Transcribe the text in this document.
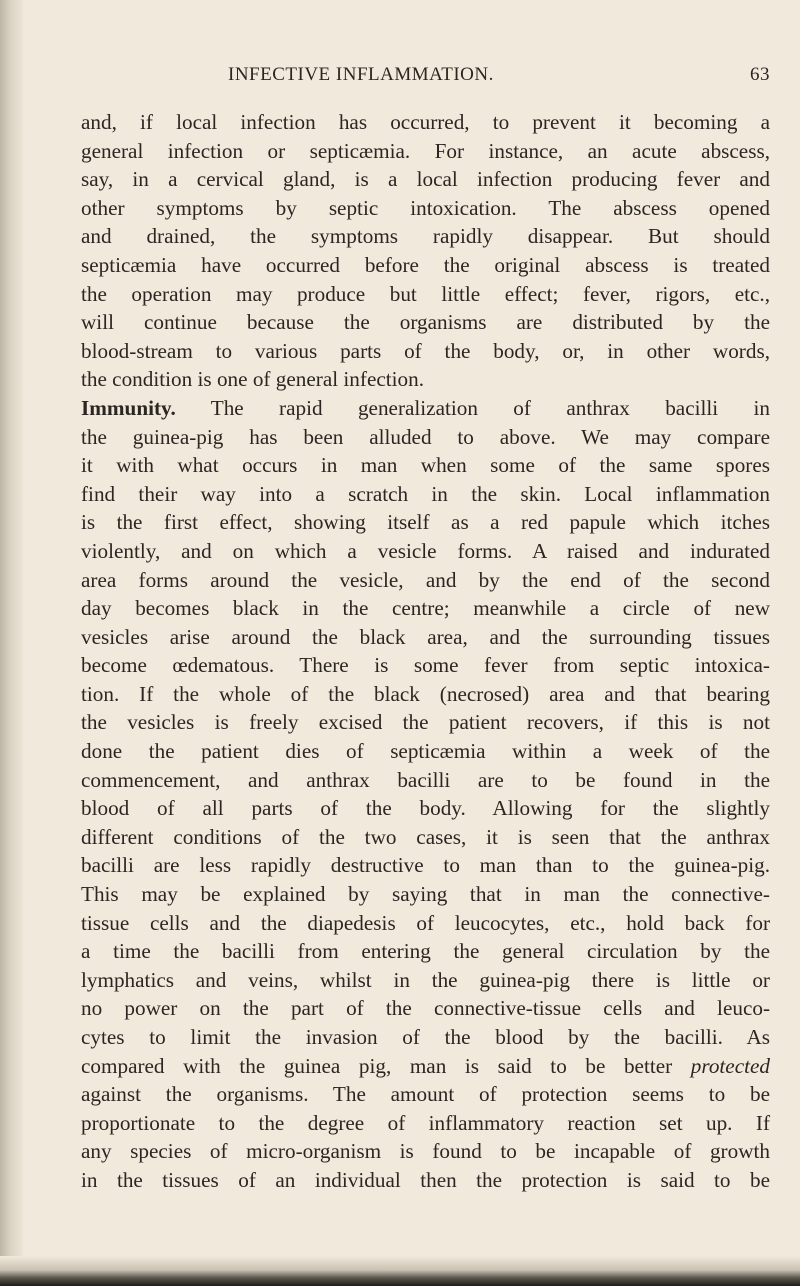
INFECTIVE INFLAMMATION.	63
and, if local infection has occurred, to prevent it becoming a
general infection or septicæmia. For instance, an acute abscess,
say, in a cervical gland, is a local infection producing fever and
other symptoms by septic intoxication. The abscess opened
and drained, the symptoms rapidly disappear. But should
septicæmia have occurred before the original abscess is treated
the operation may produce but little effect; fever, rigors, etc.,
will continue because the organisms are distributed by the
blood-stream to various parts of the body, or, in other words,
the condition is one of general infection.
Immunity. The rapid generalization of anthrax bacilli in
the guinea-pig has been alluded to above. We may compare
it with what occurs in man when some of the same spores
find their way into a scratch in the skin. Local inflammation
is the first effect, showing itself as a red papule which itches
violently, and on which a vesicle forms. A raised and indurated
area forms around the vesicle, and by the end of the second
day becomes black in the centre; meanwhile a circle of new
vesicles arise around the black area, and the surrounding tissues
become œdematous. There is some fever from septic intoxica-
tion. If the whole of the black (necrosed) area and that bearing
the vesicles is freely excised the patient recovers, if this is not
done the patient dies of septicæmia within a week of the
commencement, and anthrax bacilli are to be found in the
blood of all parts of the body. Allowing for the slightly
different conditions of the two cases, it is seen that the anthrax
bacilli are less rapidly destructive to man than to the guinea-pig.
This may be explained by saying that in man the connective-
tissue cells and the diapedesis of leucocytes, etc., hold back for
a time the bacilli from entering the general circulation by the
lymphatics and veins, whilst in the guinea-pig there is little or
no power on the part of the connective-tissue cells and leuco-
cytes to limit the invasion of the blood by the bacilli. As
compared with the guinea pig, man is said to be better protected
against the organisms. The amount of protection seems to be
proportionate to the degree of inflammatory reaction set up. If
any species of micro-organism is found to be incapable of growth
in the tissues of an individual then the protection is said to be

## [Task item]
In full and without change, repeat the material above, minus the pictures.

## [Answer for the task]
Transcribe the text in this document.
INFECTIVE INFLAMMATION.	63
and, if local infection has occurred, to prevent it becoming a
general infection or septicæmia. For instance, an acute abscess,
say, in a cervical gland, is a local infection producing fever and
other symptoms by septic intoxication. The abscess opened
and drained, the symptoms rapidly disappear. But should
septicæmia have occurred before the original abscess is treated
the operation may produce but little effect; fever, rigors, etc.,
will continue because the organisms are distributed by the
blood-stream to various parts of the body, or, in other words,
the condition is one of general infection.
Immunity. The rapid generalization of anthrax bacilli in
the guinea-pig has been alluded to above. We may compare
it with what occurs in man when some of the same spores
find their way into a scratch in the skin. Local inflammation
is the first effect, showing itself as a red papule which itches
violently, and on which a vesicle forms. A raised and indurated
area forms around the vesicle, and by the end of the second
day becomes black in the centre; meanwhile a circle of new
vesicles arise around the black area, and the surrounding tissues
become œdematous. There is some fever from septic intoxica-
tion. If the whole of the black (necrosed) area and that bearing
the vesicles is freely excised the patient recovers, if this is not
done the patient dies of septicæmia within a week of the
commencement, and anthrax bacilli are to be found in the
blood of all parts of the body. Allowing for the slightly
different conditions of the two cases, it is seen that the anthrax
bacilli are less rapidly destructive to man than to the guinea-pig.
This may be explained by saying that in man the connective-
tissue cells and the diapedesis of leucocytes, etc., hold back for
a time the bacilli from entering the general circulation by the
lymphatics and veins, whilst in the guinea-pig there is little or
no power on the part of the connective-tissue cells and leuco-
cytes to limit the invasion of the blood by the bacilli. As
compared with the guinea pig, man is said to be better protected
against the organisms. The amount of protection seems to be
proportionate to the degree of inflammatory reaction set up. If
any species of micro-organism is found to be incapable of growth
in the tissues of an individual then the protection is said to be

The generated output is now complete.